__Exercise instructions__
Copy out the records precisely, omitting pictures.

__Records to use__
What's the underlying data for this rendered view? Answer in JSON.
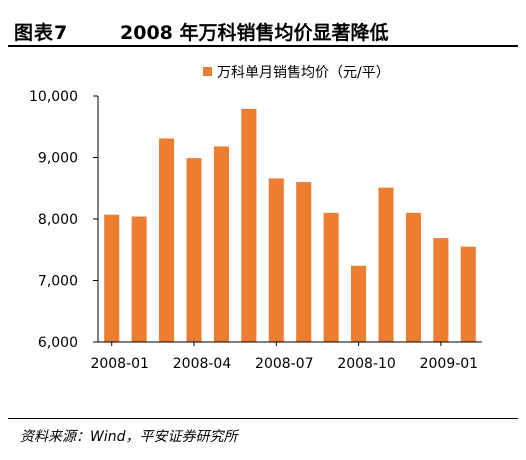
{
  "header": {
    "figure_label": "图表7",
    "title": "2008 年万科销售均价显著降低"
  },
  "footer": {
    "source": "资料来源：Wind，平安证券研究所"
  },
  "colors": {
    "bar": "#ED7D31",
    "axis": "#000000",
    "rule": "#000000"
  },
  "chart_data": {
    "type": "bar",
    "title": "",
    "xlabel": "",
    "ylabel": "",
    "ylim": [
      6000,
      10000
    ],
    "yticks": [
      6000,
      7000,
      8000,
      9000,
      10000
    ],
    "ytick_labels": [
      "6,000",
      "7,000",
      "8,000",
      "9,000",
      "10,000"
    ],
    "grid": false,
    "legend_position": "top-center",
    "categories": [
      "2008-01",
      "2008-02",
      "2008-03",
      "2008-04",
      "2008-05",
      "2008-06",
      "2008-07",
      "2008-08",
      "2008-09",
      "2008-10",
      "2008-11",
      "2008-12",
      "2009-01",
      "2009-02"
    ],
    "xtick_labels": [
      "2008-01",
      "2008-04",
      "2008-07",
      "2008-10",
      "2009-01"
    ],
    "xtick_index": [
      0,
      3,
      6,
      9,
      12
    ],
    "series": [
      {
        "name": "万科单月销售均价（元/平）",
        "values": [
          8070,
          8040,
          9310,
          8990,
          9180,
          9790,
          8660,
          8600,
          8100,
          7240,
          8510,
          8100,
          7690,
          7550
        ]
      }
    ]
  }
}
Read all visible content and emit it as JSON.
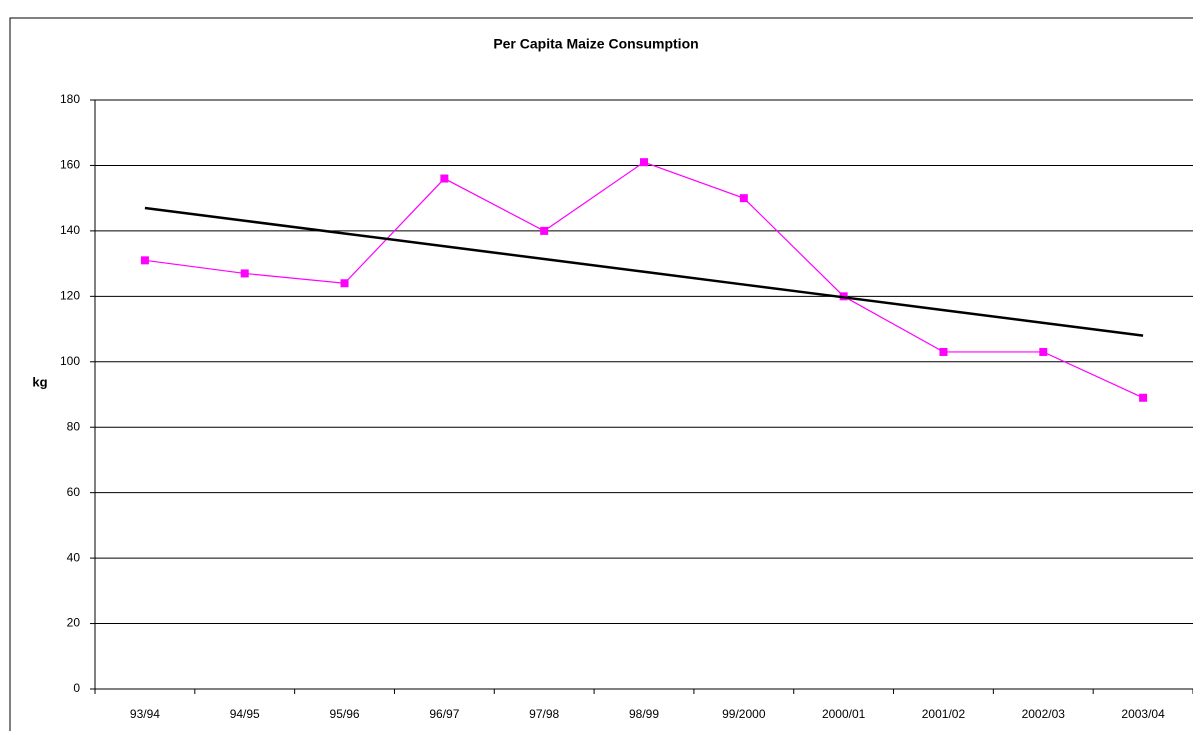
{
  "chart_data": {
    "type": "line",
    "title": "Per Capita Maize Consumption",
    "y_label": "kg",
    "categories": [
      "93/94",
      "94/95",
      "95/96",
      "96/97",
      "97/98",
      "98/99",
      "99/2000",
      "2000/01",
      "2001/02",
      "2002/03",
      "2003/04"
    ],
    "series": [
      {
        "color": "#ff00ff",
        "markers": true,
        "values": [
          131,
          127,
          124,
          156,
          140,
          161,
          150,
          120,
          103,
          103,
          89
        ]
      },
      {
        "color": "#000000",
        "markers": false,
        "values": [
          147,
          143.1,
          139.2,
          135.3,
          131.4,
          127.5,
          123.6,
          119.7,
          115.8,
          111.9,
          108
        ]
      }
    ],
    "ylim": [
      0,
      180
    ],
    "yticks": [
      0,
      20,
      40,
      60,
      80,
      100,
      120,
      140,
      160,
      180
    ],
    "grid": true
  }
}
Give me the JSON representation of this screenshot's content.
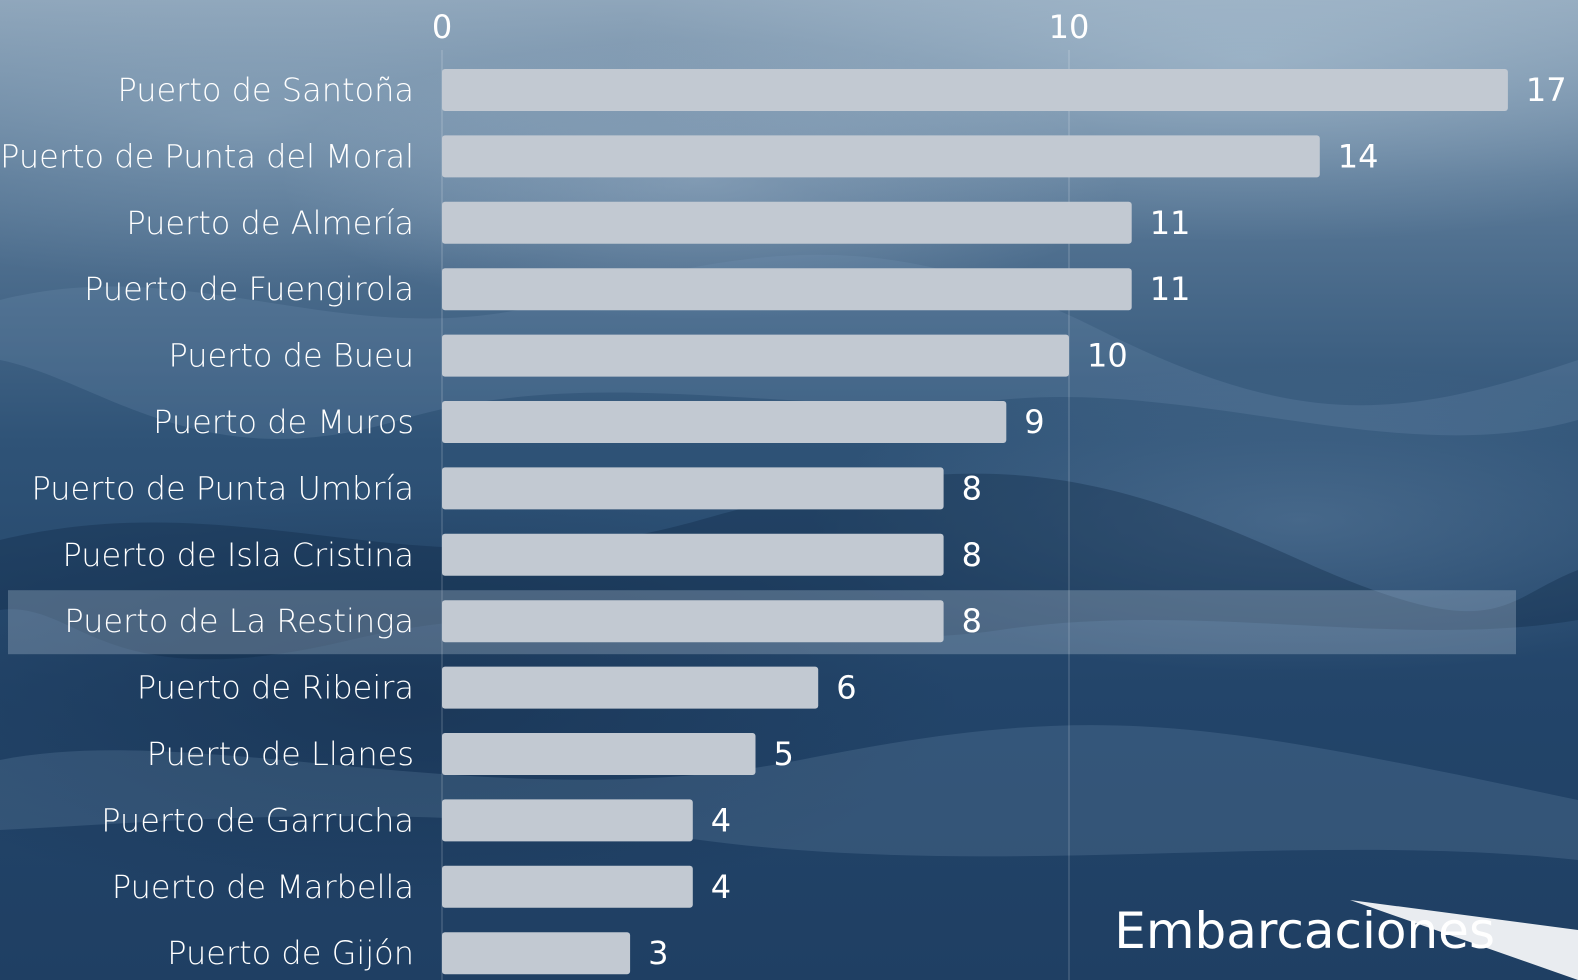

__Answer for the task__
What's the underlying data for this rendered view? Answer in JSON.
{
  "header": {
    "figure_label": "图表7",
    "title": "2008 年万科销售均价显著降低"
  },
  "footer": {
    "source": "资料来源：Wind，平安证券研究所"
  },
  "colors": {
    "bar": "#ED7D31",
    "axis": "#000000",
    "rule": "#000000"
  },
  "chart_data": {
    "type": "bar",
    "title": "",
    "xlabel": "",
    "ylabel": "",
    "ylim": [
      6000,
      10000
    ],
    "yticks": [
      6000,
      7000,
      8000,
      9000,
      10000
    ],
    "ytick_labels": [
      "6,000",
      "7,000",
      "8,000",
      "9,000",
      "10,000"
    ],
    "grid": false,
    "legend_position": "top-center",
    "categories": [
      "2008-01",
      "2008-02",
      "2008-03",
      "2008-04",
      "2008-05",
      "2008-06",
      "2008-07",
      "2008-08",
      "2008-09",
      "2008-10",
      "2008-11",
      "2008-12",
      "2009-01",
      "2009-02"
    ],
    "xtick_labels": [
      "2008-01",
      "2008-04",
      "2008-07",
      "2008-10",
      "2009-01"
    ],
    "xtick_index": [
      0,
      3,
      6,
      9,
      12
    ],
    "series": [
      {
        "name": "万科单月销售均价（元/平）",
        "values": [
          8070,
          8040,
          9310,
          8990,
          9180,
          9790,
          8660,
          8600,
          8100,
          7240,
          8510,
          8100,
          7690,
          7550
        ]
      }
    ]
  }
}
Read all visible content and emit it as JSON.
{
  "chart_data": {
    "type": "line",
    "title": "Per Capita Maize Consumption",
    "y_label": "kg",
    "categories": [
      "93/94",
      "94/95",
      "95/96",
      "96/97",
      "97/98",
      "98/99",
      "99/2000",
      "2000/01",
      "2001/02",
      "2002/03",
      "2003/04"
    ],
    "series": [
      {
        "color": "#ff00ff",
        "markers": true,
        "values": [
          131,
          127,
          124,
          156,
          140,
          161,
          150,
          120,
          103,
          103,
          89
        ]
      },
      {
        "color": "#000000",
        "markers": false,
        "values": [
          147,
          143.1,
          139.2,
          135.3,
          131.4,
          127.5,
          123.6,
          119.7,
          115.8,
          111.9,
          108
        ]
      }
    ],
    "ylim": [
      0,
      180
    ],
    "yticks": [
      0,
      20,
      40,
      60,
      80,
      100,
      120,
      140,
      160,
      180
    ],
    "grid": true
  }
}
Give me the JSON representation of this screenshot's content.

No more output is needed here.